Lines containing the word "argumentativo" are to be located and copied.

> _Supplied records_
──────

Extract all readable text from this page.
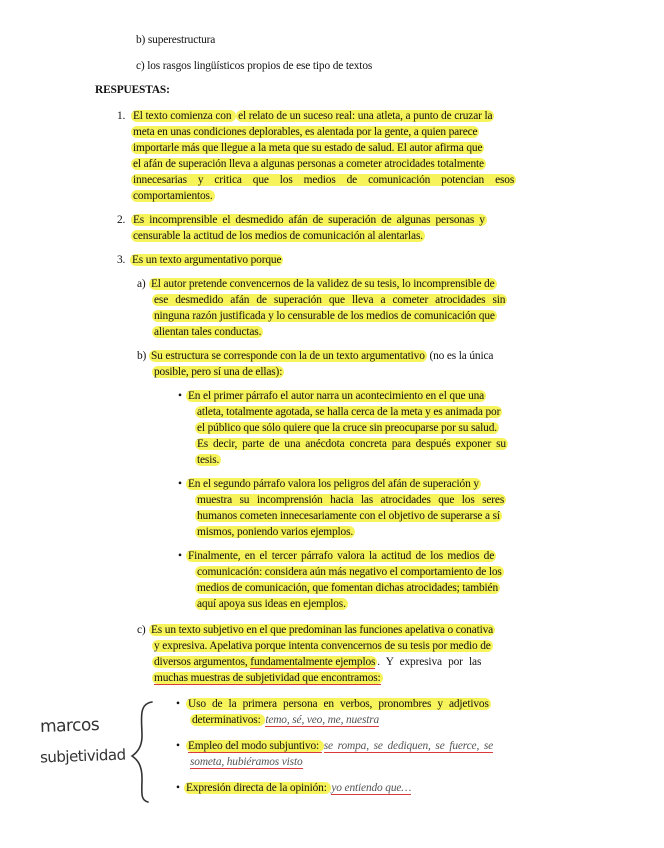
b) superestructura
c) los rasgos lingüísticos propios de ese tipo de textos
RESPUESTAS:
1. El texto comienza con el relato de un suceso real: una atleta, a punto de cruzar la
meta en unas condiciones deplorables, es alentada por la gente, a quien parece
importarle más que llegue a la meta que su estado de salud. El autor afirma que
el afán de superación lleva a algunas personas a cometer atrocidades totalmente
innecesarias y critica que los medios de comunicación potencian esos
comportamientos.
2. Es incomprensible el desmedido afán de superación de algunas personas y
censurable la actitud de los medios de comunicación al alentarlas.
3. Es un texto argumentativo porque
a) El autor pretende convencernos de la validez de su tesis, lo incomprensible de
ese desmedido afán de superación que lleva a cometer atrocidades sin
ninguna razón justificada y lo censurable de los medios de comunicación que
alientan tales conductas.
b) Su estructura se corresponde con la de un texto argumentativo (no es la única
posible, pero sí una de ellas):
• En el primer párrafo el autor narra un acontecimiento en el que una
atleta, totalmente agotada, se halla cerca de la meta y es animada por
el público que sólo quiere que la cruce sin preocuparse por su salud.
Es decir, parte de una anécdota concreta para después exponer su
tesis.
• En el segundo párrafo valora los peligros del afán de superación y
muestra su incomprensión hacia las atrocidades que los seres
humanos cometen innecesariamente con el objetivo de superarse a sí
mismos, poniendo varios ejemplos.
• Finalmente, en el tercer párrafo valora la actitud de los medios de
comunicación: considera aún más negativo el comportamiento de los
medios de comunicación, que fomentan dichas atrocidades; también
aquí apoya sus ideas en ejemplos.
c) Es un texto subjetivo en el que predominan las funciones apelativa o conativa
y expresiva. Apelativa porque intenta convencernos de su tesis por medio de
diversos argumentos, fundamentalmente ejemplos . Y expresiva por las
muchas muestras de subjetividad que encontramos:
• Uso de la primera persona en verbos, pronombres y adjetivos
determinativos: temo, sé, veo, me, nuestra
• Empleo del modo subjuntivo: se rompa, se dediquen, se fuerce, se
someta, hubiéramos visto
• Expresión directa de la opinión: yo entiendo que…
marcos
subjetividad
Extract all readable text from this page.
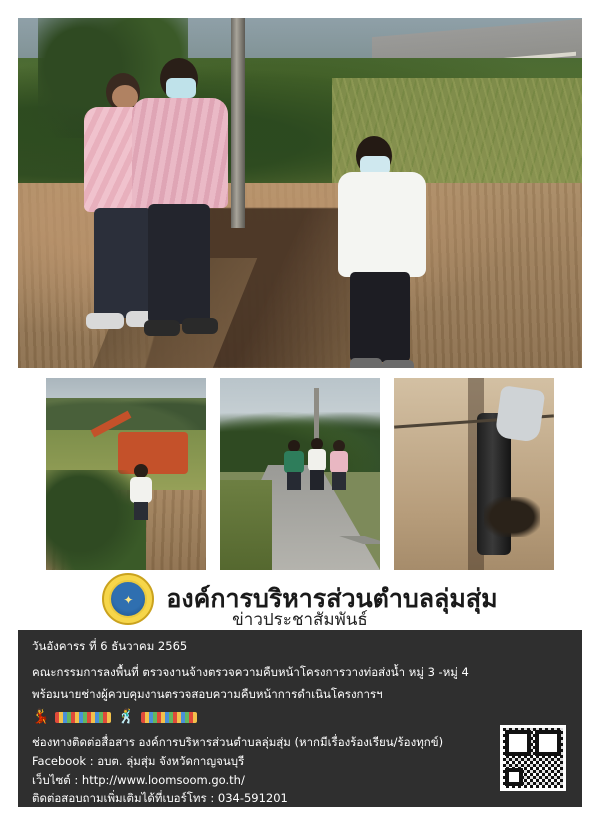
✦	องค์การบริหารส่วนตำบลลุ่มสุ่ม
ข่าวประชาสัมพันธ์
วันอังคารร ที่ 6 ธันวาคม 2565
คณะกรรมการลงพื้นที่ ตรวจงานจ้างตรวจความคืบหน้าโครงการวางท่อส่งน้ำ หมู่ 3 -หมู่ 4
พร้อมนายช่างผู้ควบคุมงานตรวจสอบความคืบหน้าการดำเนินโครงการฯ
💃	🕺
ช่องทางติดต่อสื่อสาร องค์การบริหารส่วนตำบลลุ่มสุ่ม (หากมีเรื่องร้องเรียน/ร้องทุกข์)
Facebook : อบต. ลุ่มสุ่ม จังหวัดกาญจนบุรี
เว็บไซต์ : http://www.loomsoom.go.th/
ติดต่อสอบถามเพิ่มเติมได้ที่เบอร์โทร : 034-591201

──────

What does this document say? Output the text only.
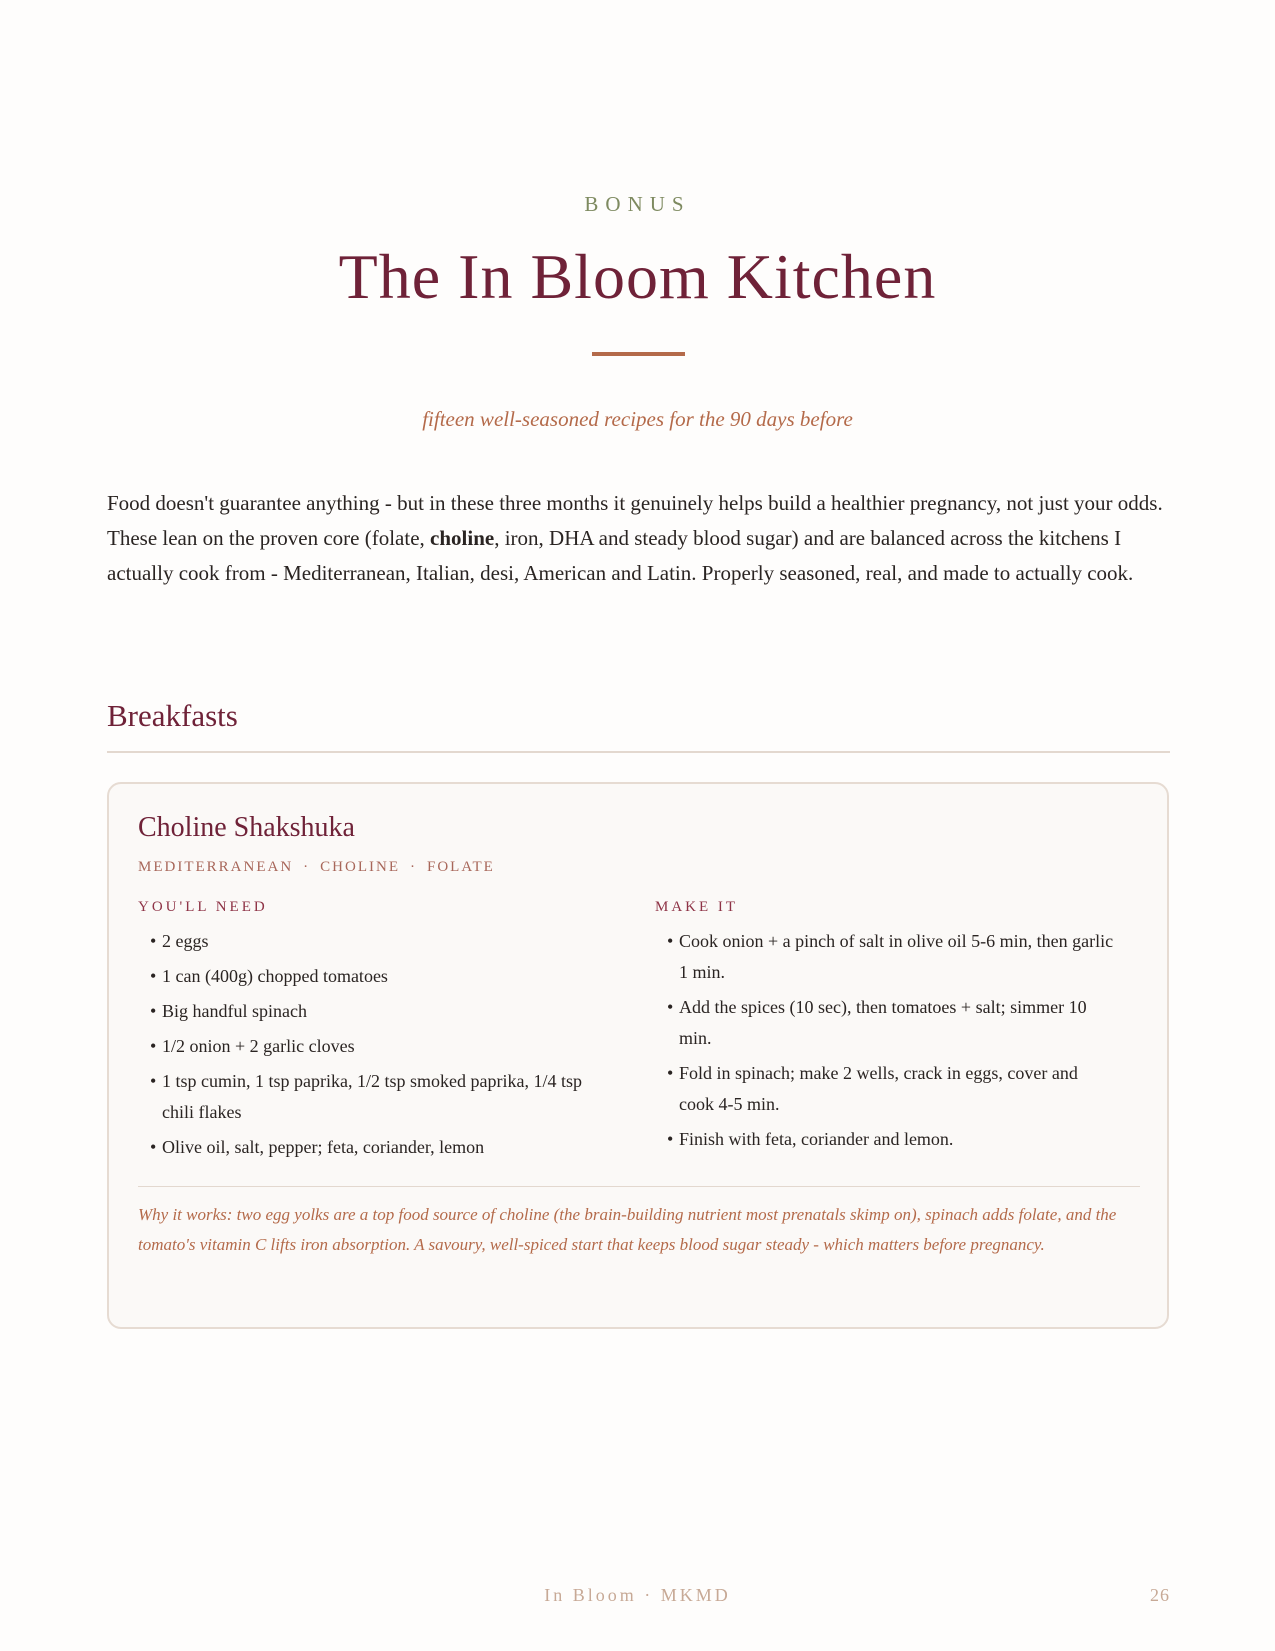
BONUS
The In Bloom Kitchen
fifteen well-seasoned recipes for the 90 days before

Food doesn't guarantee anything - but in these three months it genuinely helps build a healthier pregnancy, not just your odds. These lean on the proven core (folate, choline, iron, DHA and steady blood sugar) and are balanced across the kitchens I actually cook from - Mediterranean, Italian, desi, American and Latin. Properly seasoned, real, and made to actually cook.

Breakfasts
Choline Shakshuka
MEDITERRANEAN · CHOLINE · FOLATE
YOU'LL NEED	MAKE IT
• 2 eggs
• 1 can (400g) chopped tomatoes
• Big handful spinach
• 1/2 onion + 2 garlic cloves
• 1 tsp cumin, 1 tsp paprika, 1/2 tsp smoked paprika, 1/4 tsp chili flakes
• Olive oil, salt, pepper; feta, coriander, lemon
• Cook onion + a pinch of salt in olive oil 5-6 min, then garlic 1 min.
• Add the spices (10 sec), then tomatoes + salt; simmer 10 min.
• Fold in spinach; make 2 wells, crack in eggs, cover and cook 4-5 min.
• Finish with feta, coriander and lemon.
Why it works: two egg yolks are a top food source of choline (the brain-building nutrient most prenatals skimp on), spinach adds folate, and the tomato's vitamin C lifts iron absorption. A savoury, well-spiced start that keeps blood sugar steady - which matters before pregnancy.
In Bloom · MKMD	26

──────

> _The completed task_
3. Es un texto argumentativo porque
b) Su estructura se corresponde con la de un texto argumentativo (no es la única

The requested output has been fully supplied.